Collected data
------------

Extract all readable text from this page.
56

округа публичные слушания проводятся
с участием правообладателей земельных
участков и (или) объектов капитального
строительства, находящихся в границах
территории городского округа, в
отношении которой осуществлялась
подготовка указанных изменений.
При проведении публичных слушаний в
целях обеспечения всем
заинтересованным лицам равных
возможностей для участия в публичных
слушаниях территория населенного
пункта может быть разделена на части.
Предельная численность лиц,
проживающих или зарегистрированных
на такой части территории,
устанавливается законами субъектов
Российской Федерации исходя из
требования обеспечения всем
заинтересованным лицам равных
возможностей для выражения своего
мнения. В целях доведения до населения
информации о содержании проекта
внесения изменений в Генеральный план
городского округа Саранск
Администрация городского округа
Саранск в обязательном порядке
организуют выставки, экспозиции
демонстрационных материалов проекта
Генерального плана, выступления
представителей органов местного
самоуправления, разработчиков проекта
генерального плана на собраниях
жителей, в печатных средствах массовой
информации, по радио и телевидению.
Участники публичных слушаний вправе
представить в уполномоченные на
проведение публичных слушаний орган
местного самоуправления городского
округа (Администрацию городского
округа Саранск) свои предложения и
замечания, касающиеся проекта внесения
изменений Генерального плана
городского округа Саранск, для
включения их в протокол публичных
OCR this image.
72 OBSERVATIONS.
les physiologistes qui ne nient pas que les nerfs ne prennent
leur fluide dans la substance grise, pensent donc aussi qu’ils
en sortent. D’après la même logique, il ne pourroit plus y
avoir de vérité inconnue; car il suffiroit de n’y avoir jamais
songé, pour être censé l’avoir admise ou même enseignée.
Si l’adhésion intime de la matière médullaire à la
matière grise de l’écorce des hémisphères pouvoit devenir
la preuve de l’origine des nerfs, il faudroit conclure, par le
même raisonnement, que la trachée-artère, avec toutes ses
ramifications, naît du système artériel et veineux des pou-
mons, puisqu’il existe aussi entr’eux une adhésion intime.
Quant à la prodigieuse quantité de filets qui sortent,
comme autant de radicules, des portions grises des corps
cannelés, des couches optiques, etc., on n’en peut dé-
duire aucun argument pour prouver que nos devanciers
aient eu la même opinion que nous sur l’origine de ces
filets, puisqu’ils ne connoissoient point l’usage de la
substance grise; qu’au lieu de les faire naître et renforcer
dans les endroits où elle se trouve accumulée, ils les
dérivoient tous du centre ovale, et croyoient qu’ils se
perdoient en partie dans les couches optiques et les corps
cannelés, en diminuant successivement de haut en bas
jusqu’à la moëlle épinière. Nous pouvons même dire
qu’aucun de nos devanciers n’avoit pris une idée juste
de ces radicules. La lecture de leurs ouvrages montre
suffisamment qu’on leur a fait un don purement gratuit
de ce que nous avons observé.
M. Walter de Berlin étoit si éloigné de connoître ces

------------

▸ REQUIRED WORK
Search the records for the word "слушаний". Copy every line that has it.

▸ CORRECT ANSWER
При проведении публичных слушаний в
Участники публичных слушаний вправе
проведение публичных слушаний орган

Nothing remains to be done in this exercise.